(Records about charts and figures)
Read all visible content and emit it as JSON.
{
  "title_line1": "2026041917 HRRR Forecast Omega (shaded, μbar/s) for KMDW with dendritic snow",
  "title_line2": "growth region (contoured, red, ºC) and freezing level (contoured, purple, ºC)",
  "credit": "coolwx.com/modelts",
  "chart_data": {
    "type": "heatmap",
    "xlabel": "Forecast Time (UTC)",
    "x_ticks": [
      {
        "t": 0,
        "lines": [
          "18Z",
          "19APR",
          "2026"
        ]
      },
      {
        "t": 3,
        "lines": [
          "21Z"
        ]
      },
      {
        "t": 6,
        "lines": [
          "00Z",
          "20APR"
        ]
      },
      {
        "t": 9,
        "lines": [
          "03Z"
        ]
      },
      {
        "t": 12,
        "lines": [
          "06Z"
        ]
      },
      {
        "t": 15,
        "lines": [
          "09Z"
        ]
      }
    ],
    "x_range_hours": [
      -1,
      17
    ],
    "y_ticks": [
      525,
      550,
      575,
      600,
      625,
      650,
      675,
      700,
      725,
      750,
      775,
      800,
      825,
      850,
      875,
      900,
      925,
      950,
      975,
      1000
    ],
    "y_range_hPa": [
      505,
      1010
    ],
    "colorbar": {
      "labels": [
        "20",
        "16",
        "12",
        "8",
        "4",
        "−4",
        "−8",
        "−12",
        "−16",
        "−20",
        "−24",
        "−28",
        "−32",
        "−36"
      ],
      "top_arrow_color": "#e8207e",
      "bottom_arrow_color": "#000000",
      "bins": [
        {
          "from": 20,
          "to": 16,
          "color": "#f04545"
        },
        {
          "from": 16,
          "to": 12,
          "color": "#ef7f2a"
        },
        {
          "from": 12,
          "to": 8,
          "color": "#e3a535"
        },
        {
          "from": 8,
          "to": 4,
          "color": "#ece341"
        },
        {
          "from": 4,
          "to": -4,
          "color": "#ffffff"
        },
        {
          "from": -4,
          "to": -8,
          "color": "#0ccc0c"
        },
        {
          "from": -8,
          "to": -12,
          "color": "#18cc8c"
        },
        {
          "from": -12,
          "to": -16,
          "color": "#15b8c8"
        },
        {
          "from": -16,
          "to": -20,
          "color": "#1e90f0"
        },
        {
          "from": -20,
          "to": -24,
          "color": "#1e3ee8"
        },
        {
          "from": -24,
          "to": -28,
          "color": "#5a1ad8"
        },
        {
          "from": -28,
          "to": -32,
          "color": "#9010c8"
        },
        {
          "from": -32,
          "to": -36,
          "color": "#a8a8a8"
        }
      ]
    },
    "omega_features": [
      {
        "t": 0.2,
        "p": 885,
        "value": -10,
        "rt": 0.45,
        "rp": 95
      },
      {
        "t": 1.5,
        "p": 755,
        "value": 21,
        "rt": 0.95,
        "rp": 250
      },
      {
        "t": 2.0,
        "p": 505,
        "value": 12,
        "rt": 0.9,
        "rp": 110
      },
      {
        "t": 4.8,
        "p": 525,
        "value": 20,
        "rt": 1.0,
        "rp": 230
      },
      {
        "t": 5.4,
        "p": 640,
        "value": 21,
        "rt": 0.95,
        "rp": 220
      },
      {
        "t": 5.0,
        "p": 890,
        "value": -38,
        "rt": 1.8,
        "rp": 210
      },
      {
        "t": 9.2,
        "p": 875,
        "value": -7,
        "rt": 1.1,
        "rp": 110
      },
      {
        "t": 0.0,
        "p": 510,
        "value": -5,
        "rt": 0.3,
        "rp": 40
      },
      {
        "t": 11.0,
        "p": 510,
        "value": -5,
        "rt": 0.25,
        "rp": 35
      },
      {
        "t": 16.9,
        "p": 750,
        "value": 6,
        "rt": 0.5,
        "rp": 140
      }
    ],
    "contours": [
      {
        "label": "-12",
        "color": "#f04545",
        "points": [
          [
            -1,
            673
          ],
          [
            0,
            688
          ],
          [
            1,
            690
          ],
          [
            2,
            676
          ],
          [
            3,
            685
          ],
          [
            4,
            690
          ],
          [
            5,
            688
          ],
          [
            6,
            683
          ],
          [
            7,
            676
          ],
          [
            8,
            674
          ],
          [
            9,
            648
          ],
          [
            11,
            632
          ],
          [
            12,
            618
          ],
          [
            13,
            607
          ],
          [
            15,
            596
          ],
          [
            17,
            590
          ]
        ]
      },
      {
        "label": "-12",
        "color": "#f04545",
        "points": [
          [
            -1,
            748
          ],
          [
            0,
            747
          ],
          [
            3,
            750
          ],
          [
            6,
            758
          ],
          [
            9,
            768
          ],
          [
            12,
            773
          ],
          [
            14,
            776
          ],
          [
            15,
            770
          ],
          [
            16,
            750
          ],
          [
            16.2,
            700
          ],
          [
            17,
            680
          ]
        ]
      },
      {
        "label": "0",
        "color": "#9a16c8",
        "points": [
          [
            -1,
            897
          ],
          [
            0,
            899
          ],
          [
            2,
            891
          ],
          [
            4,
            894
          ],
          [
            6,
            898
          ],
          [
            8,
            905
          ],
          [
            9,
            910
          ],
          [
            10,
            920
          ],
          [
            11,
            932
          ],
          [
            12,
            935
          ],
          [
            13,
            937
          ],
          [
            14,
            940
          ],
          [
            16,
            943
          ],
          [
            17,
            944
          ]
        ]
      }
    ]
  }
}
==
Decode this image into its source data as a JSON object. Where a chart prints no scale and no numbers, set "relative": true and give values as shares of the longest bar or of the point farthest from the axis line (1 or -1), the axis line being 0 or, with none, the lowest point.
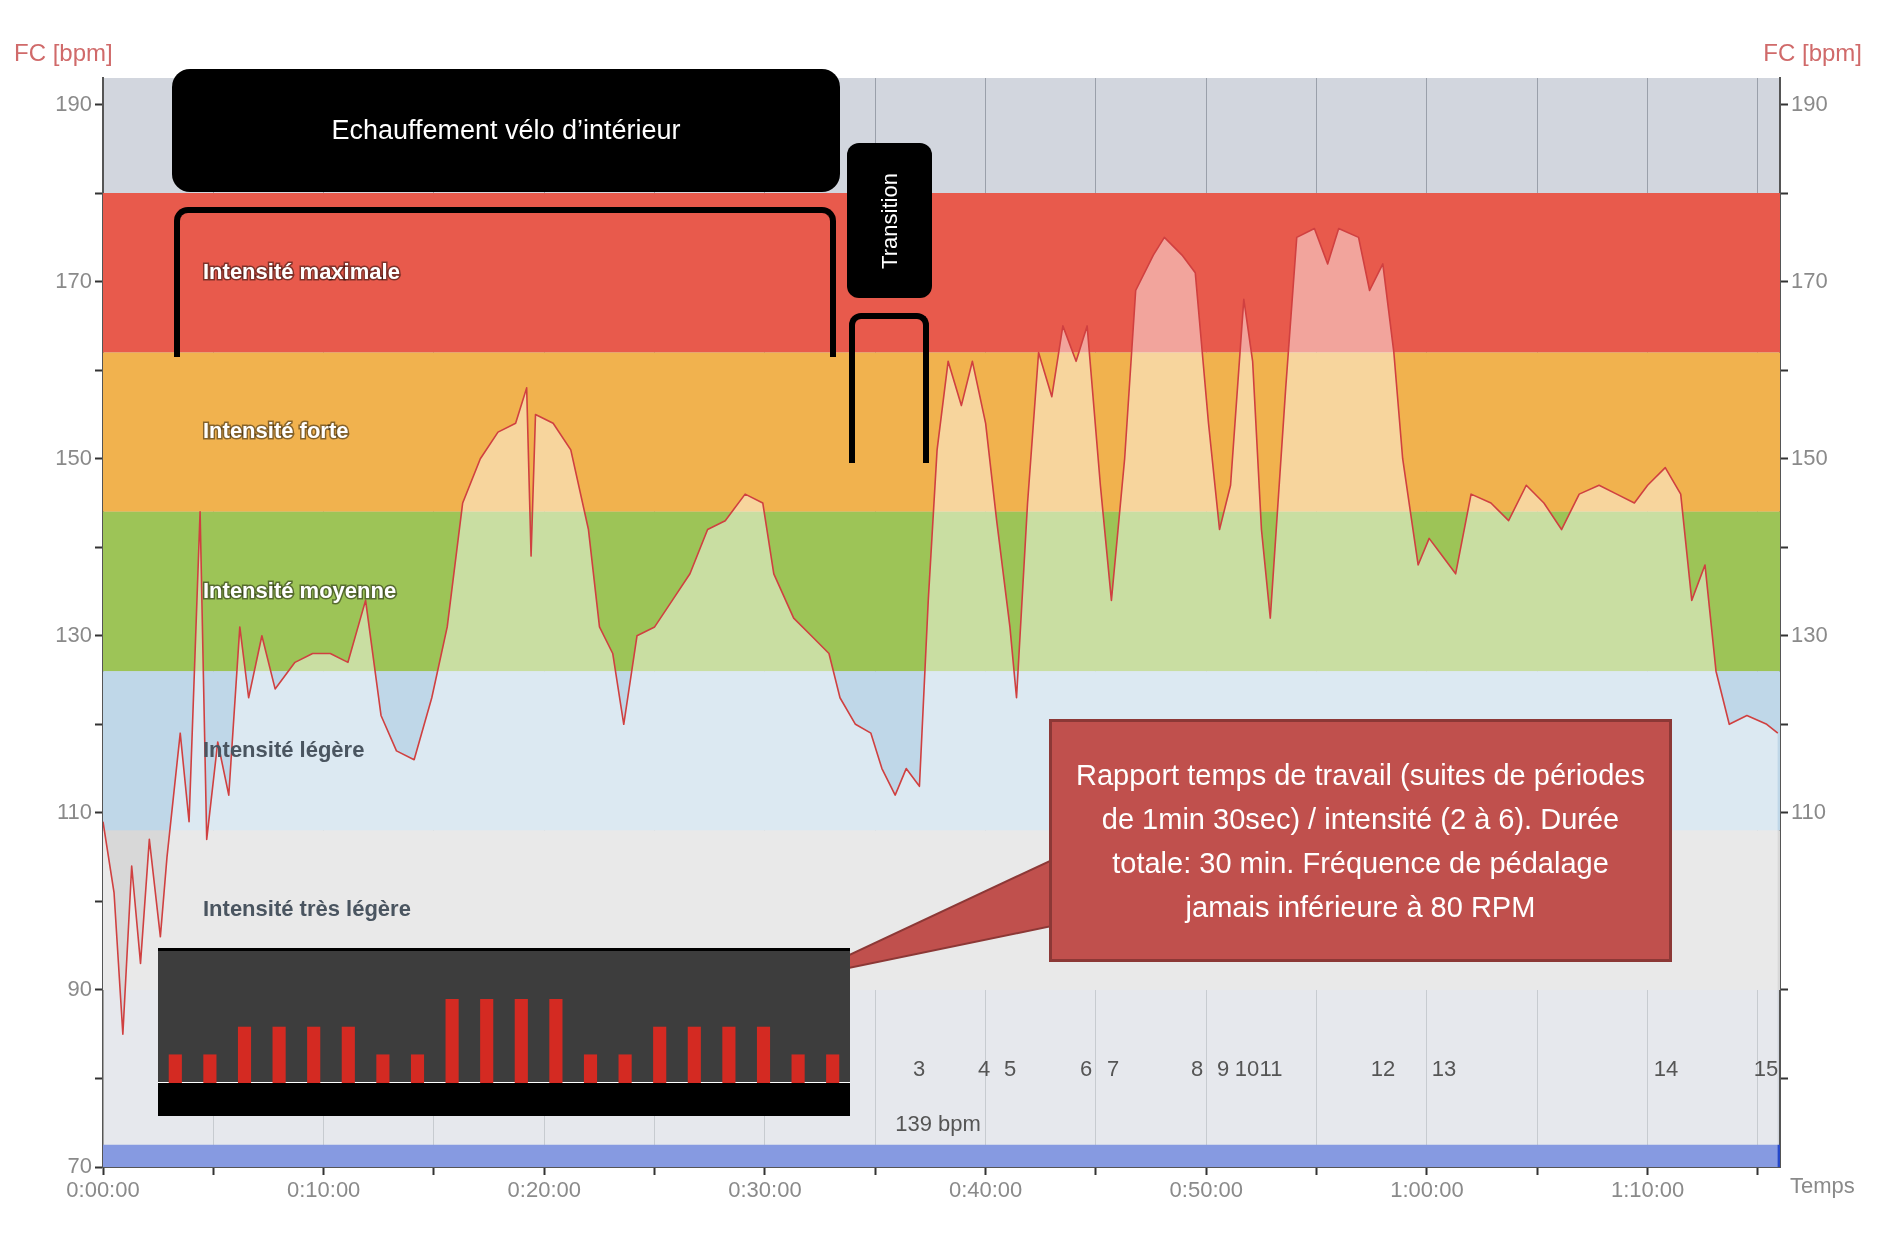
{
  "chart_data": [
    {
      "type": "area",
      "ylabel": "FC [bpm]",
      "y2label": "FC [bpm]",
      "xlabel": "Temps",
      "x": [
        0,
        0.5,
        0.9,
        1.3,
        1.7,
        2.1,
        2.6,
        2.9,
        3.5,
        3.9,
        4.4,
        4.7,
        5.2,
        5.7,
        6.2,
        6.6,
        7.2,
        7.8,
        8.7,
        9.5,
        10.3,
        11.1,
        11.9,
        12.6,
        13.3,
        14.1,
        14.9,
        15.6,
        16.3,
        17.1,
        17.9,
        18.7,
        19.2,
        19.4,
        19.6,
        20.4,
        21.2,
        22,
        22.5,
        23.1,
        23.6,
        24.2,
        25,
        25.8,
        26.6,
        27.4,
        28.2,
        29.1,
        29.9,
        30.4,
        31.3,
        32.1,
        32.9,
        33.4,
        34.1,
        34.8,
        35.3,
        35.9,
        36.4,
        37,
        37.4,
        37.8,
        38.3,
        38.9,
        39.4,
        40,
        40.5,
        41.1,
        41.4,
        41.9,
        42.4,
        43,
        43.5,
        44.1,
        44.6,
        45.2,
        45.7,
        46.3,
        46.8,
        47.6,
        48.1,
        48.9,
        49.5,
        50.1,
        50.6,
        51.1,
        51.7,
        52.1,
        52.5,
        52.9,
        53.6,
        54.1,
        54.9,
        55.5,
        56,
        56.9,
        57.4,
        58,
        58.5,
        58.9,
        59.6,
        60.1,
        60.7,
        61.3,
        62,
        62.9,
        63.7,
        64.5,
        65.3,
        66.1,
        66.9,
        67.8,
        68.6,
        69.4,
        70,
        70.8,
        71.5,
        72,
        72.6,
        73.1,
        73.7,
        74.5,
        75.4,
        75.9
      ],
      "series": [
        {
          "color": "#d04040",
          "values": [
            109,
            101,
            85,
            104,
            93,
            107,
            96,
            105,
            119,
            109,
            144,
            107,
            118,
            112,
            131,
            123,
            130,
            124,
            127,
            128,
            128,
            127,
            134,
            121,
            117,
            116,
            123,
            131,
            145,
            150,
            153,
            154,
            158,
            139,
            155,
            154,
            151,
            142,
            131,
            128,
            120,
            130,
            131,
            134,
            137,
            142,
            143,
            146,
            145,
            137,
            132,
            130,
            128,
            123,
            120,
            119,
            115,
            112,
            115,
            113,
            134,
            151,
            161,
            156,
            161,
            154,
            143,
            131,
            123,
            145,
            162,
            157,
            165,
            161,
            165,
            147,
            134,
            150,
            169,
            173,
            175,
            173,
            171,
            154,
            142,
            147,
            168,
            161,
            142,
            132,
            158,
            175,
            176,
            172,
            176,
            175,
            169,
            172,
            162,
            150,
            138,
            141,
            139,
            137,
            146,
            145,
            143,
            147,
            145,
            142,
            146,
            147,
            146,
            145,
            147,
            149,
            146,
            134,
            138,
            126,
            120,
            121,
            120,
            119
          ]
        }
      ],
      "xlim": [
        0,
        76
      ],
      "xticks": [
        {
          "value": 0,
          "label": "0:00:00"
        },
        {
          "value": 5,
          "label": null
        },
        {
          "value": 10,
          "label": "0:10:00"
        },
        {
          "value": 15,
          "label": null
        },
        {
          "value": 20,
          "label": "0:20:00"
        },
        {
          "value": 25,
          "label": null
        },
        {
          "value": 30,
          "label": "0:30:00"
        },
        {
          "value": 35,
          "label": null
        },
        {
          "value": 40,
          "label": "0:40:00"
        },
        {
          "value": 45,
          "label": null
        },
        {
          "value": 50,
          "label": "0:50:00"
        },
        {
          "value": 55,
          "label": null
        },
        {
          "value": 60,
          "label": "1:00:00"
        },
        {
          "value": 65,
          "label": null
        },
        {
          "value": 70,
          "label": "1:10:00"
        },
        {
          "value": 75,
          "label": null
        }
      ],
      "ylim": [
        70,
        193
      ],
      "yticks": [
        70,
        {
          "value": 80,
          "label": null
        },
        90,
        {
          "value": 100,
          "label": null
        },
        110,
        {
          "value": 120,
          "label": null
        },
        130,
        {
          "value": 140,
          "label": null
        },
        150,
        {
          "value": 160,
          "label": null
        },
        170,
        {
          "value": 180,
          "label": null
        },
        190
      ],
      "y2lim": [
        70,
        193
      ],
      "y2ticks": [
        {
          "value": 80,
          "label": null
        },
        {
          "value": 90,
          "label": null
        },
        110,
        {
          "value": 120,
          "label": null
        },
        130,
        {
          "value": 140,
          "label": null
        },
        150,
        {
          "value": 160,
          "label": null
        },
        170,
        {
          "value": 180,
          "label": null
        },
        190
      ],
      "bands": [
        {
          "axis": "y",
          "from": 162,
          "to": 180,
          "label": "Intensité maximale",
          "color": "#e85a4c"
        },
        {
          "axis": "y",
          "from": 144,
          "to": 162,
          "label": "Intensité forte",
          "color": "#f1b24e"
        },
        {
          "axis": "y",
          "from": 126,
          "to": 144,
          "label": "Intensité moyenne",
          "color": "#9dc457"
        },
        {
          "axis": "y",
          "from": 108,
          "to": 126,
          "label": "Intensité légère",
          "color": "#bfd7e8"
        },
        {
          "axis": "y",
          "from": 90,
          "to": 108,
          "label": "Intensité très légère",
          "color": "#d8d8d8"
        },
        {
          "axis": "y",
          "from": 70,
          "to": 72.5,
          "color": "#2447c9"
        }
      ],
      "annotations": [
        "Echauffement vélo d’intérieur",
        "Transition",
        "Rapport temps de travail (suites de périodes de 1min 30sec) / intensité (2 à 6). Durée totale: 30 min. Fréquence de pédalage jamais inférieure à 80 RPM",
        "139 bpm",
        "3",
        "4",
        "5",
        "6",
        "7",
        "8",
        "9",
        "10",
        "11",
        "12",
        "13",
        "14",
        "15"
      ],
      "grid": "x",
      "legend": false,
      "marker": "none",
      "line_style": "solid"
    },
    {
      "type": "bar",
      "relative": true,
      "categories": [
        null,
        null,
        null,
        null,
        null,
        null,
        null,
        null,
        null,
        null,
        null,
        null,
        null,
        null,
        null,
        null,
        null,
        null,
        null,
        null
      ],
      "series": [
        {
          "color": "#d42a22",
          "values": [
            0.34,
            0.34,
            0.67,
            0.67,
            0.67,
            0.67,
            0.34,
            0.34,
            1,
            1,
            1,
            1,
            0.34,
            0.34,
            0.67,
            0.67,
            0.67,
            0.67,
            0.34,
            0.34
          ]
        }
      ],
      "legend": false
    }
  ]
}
...
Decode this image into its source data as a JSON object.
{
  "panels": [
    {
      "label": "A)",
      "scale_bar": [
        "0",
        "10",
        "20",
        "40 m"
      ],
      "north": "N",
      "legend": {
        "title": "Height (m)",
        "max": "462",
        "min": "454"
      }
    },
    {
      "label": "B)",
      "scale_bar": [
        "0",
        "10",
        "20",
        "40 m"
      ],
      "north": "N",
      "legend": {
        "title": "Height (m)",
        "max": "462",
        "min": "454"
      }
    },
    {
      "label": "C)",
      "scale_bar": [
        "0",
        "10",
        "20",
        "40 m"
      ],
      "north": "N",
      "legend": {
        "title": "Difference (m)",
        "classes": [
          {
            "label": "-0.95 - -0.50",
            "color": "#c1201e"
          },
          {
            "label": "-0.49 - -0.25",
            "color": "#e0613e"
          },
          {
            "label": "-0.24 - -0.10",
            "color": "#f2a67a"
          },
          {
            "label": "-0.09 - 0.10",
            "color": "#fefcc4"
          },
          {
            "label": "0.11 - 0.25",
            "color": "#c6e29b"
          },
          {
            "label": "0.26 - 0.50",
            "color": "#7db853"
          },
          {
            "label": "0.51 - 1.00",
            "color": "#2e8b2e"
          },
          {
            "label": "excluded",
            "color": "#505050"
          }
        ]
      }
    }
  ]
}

TASK INSTRUCTIONS: Write only the number of lines in the data above that include "Decode".

THE ANSWER: 2